### Set task
Your task is to transcribe all the entries exactly, excluding pictures.

######

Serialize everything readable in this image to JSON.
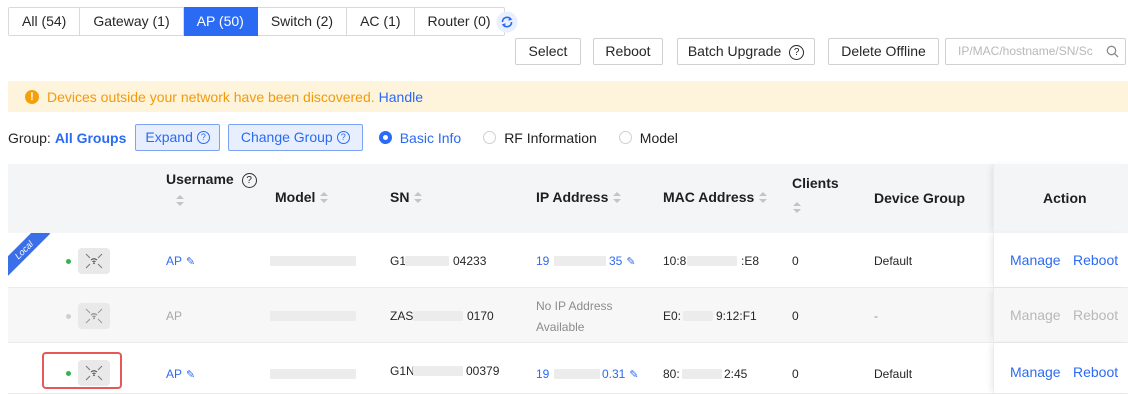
{
  "tabs": [
    {
      "label": "All (54)",
      "active": false
    },
    {
      "label": "Gateway (1)",
      "active": false
    },
    {
      "label": "AP (50)",
      "active": true
    },
    {
      "label": "Switch (2)",
      "active": false
    },
    {
      "label": "AC (1)",
      "active": false
    },
    {
      "label": "Router (0)",
      "active": false
    }
  ],
  "toolbar": {
    "select_label": "Select",
    "reboot_label": "Reboot",
    "batch_upgrade_label": "Batch Upgrade",
    "delete_offline_label": "Delete Offline",
    "search_placeholder": "IP/MAC/hostname/SN/Sc"
  },
  "alert": {
    "message": "Devices outside your network have been discovered.",
    "link": "Handle"
  },
  "group": {
    "label": "Group:",
    "value": "All Groups",
    "expand_label": "Expand",
    "change_group_label": "Change Group",
    "views": [
      "Basic Info",
      "RF Information",
      "Model"
    ],
    "active_view": "Basic Info"
  },
  "table": {
    "headers": {
      "username": "Username",
      "model": "Model",
      "sn": "SN",
      "ip": "IP Address",
      "mac": "MAC Address",
      "clients": "Clients",
      "device_group": "Device Group",
      "action": "Action"
    },
    "rows": [
      {
        "local_badge": "Local",
        "status": "online",
        "username": "AP",
        "sn_prefix": "G1",
        "sn_suffix": "04233",
        "ip_prefix": "19",
        "ip_suffix": "35",
        "mac_prefix": "10:8",
        "mac_suffix": ":E8",
        "clients": "0",
        "device_group": "Default",
        "manage": "Manage",
        "reboot": "Reboot"
      },
      {
        "status": "offline",
        "username": "AP",
        "sn_prefix": "ZAS",
        "sn_suffix": "0170",
        "ip_line1": "No IP Address",
        "ip_line2": "Available",
        "mac_prefix": "E0:",
        "mac_suffix": "9:12:F1",
        "clients": "0",
        "device_group": "-",
        "manage": "Manage",
        "reboot": "Reboot"
      },
      {
        "status": "online",
        "username": "AP",
        "sn_prefix": "G1N",
        "sn_suffix": "00379",
        "ip_prefix": "19",
        "ip_suffix": "0.31",
        "mac_prefix": "80:",
        "mac_suffix": "2:45",
        "clients": "0",
        "device_group": "Default",
        "manage": "Manage",
        "reboot": "Reboot"
      }
    ]
  },
  "colors": {
    "accent": "#2b6af3",
    "warning": "#f39a0c",
    "online": "#37b24d",
    "highlight_box": "#e45858"
  }
}
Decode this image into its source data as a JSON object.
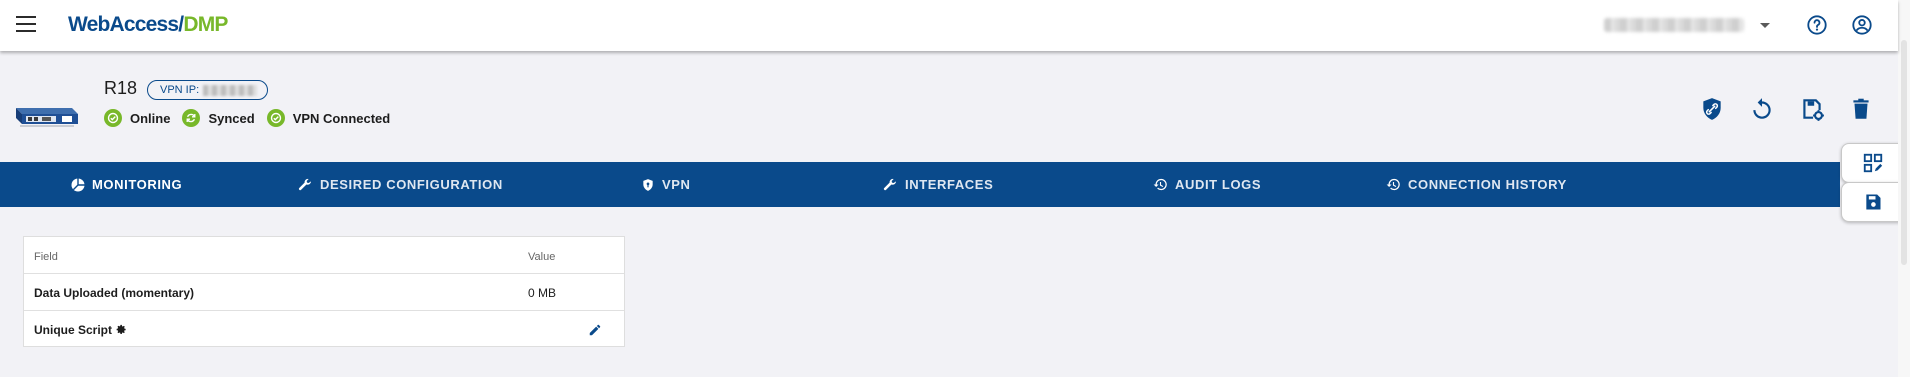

######

### Result for this exercise
Serialize everything readable in this image to JSON.
{
  "tabs": [
    {
      "label": "All (54)",
      "active": false
    },
    {
      "label": "Gateway (1)",
      "active": false
    },
    {
      "label": "AP (50)",
      "active": true
    },
    {
      "label": "Switch (2)",
      "active": false
    },
    {
      "label": "AC (1)",
      "active": false
    },
    {
      "label": "Router (0)",
      "active": false
    }
  ],
  "toolbar": {
    "select_label": "Select",
    "reboot_label": "Reboot",
    "batch_upgrade_label": "Batch Upgrade",
    "delete_offline_label": "Delete Offline",
    "search_placeholder": "IP/MAC/hostname/SN/Sc"
  },
  "alert": {
    "message": "Devices outside your network have been discovered.",
    "link": "Handle"
  },
  "group": {
    "label": "Group:",
    "value": "All Groups",
    "expand_label": "Expand",
    "change_group_label": "Change Group",
    "views": [
      "Basic Info",
      "RF Information",
      "Model"
    ],
    "active_view": "Basic Info"
  },
  "table": {
    "headers": {
      "username": "Username",
      "model": "Model",
      "sn": "SN",
      "ip": "IP Address",
      "mac": "MAC Address",
      "clients": "Clients",
      "device_group": "Device Group",
      "action": "Action"
    },
    "rows": [
      {
        "local_badge": "Local",
        "status": "online",
        "username": "AP",
        "sn_prefix": "G1",
        "sn_suffix": "04233",
        "ip_prefix": "19",
        "ip_suffix": "35",
        "mac_prefix": "10:8",
        "mac_suffix": ":E8",
        "clients": "0",
        "device_group": "Default",
        "manage": "Manage",
        "reboot": "Reboot"
      },
      {
        "status": "offline",
        "username": "AP",
        "sn_prefix": "ZAS",
        "sn_suffix": "0170",
        "ip_line1": "No IP Address",
        "ip_line2": "Available",
        "mac_prefix": "E0:",
        "mac_suffix": "9:12:F1",
        "clients": "0",
        "device_group": "-",
        "manage": "Manage",
        "reboot": "Reboot"
      },
      {
        "status": "online",
        "username": "AP",
        "sn_prefix": "G1N",
        "sn_suffix": "00379",
        "ip_prefix": "19",
        "ip_suffix": "0.31",
        "mac_prefix": "80:",
        "mac_suffix": "2:45",
        "clients": "0",
        "device_group": "Default",
        "manage": "Manage",
        "reboot": "Reboot"
      }
    ]
  },
  "colors": {
    "accent": "#2b6af3",
    "warning": "#f39a0c",
    "online": "#37b24d",
    "highlight_box": "#e45858"
  }
}
Decode this image into its source data as a JSON object.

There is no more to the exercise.